> _Directions_: Where does the string "text" appear? Copy every line of the entries below that holds it.

------------------------------------

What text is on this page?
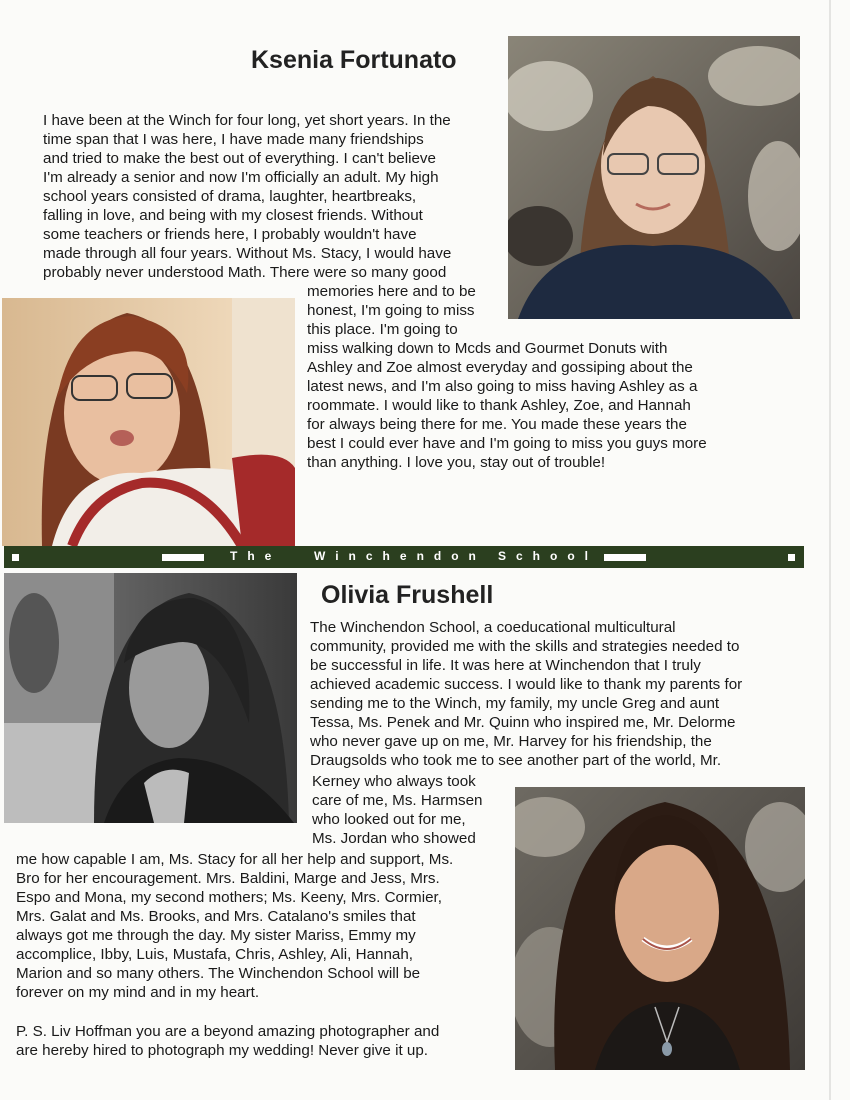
Ksenia Fortunato
I have been at the Winch for four long, yet short years. In the
time span that I was here, I have made many friendships
and tried to make the best out of everything. I can't believe
I'm already a senior and now I'm officially an adult. My high
school years consisted of drama, laughter, heartbreaks,
falling in love, and being with my closest friends. Without
some teachers or friends here, I probably wouldn't have
made through all four years. Without Ms. Stacy, I would have
probably never understood Math. There were so many good
memories here and to be
honest, I'm going to miss
this place. I'm going to
miss walking down to Mcds and Gourmet Donuts with
Ashley and Zoe almost everyday and gossiping about the
latest news, and I'm also going to miss having Ashley as a
roommate. I would like to thank Ashley, Zoe, and Hannah
for always being there for me. You made these years the
best I could ever have and I'm going to miss you guys more
than anything. I love you, stay out of trouble!
The	Winchendon School
Olivia Frushell
The Winchendon School, a coeducational multicultural
community, provided me with the skills and strategies needed to
be successful in life. It was here at Winchendon that I truly
achieved academic success. I would like to thank my parents for
sending me to the Winch, my family, my uncle Greg and aunt
Tessa, Ms. Penek and Mr. Quinn who inspired me, Mr. Delorme
who never gave up on me, Mr. Harvey for his friendship, the
Draugsolds who took me to see another part of the world, Mr.
Kerney who always took
care of me, Ms. Harmsen
who looked out for me,
Ms. Jordan who showed
me how capable I am, Ms. Stacy for all her help and support, Ms.
Bro for her encouragement. Mrs. Baldini, Marge and Jess, Mrs.
Espo and Mona, my second mothers; Ms. Keeny, Mrs. Cormier,
Mrs. Galat and Ms. Brooks, and Mrs. Catalano's smiles that
always got me through the day. My sister Mariss, Emmy my
accomplice, Ibby, Luis, Mustafa, Chris, Ashley, Ali, Hannah,
Marion and so many others. The Winchendon School will be
forever on my mind and in my heart.
P. S. Liv Hoffman you are a beyond amazing photographer and
are hereby hired to photograph my wedding! Never give it up.
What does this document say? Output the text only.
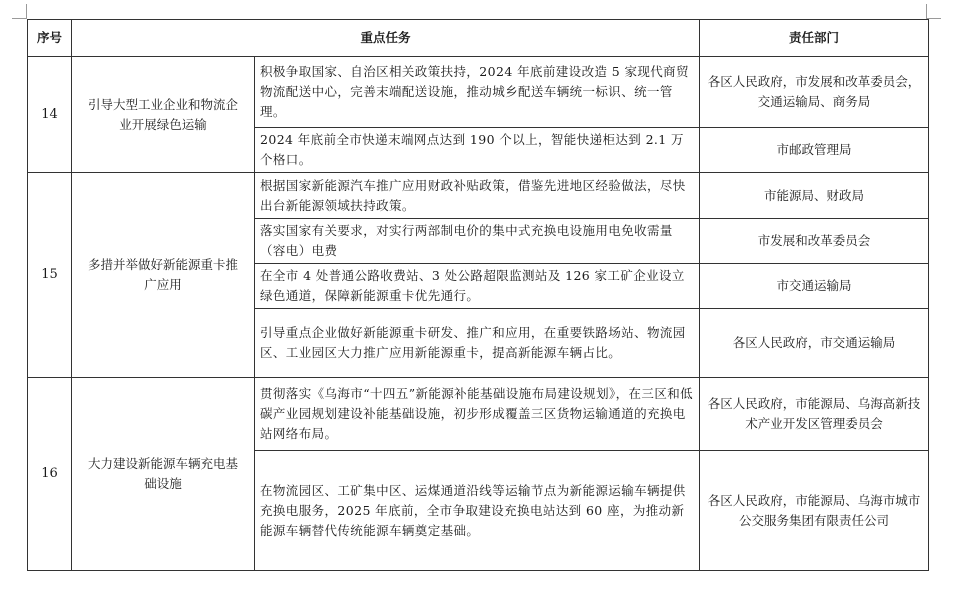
序号	重点任务		责任部门
14	引导大型工业企业和物流企业开展绿色运输	积极争取国家、自治区相关政策扶持，2024 年底前建设改造 5 家现代商贸物流配送中心，完善末端配送设施，推动城乡配送车辆统一标识、统一管理。	各区人民政府，市发展和改革委员会，交通运输局、商务局
		2024 年底前全市快递末端网点达到 190 个以上，智能快递柜达到 2.1 万个格口。	市邮政管理局
15	多措并举做好新能源重卡推广应用	根据国家新能源汽车推广应用财政补贴政策，借鉴先进地区经验做法，尽快出台新能源领域扶持政策。	市能源局、财政局
		落实国家有关要求，对实行两部制电价的集中式充换电设施用电免收需量（容电）电费	市发展和改革委员会
		在全市 4 处普通公路收费站、3 处公路超限监测站及 126 家工矿企业设立绿色通道，保障新能源重卡优先通行。	市交通运输局
		引导重点企业做好新能源重卡研发、推广和应用，在重要铁路场站、物流园区、工业园区大力推广应用新能源重卡，提高新能源车辆占比。	各区人民政府，市交通运输局
16	大力建设新能源车辆充电基础设施	贯彻落实《乌海市“十四五”新能源补能基础设施布局建设规划》，在三区和低碳产业园规划建设补能基础设施，初步形成覆盖三区货物运输通道的充换电站网络布局。	各区人民政府，市能源局、乌海高新技术产业开发区管理委员会
		在物流园区、工矿集中区、运煤通道沿线等运输节点为新能源运输车辆提供充换电服务，2025 年底前，全市争取建设充换电站达到 60 座，为推动新能源车辆替代传统能源车辆奠定基础。	各区人民政府，市能源局、乌海市城市公交服务集团有限责任公司
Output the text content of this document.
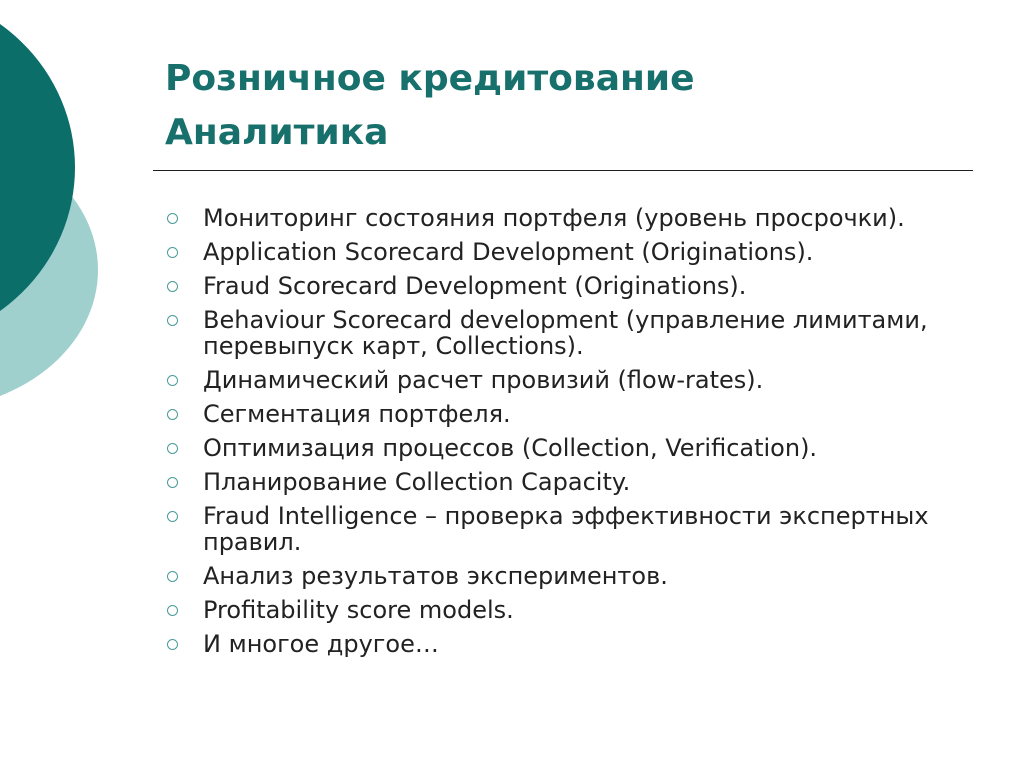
Розничное кредитование
Аналитика
Мониторинг состояния портфеля (уровень просрочки).
Application Scorecard Development (Originations).
Fraud Scorecard Development (Originations).
Behaviour Scorecard development (управление лимитами, перевыпуск карт, Collections).
Динамический расчет провизий (flow-rates).
Сегментация портфеля.
Оптимизация процессов (Collection, Verification).
Планирование Collection Capacity.
Fraud Intelligence – проверка эффективности экспертных правил.
Анализ результатов экспериментов.
Profitability score models.
И многое другое…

------------------------------------

> _Exercise output_:
What text is on this page?
What does this document say? Output the text only.
Output the text content of this document.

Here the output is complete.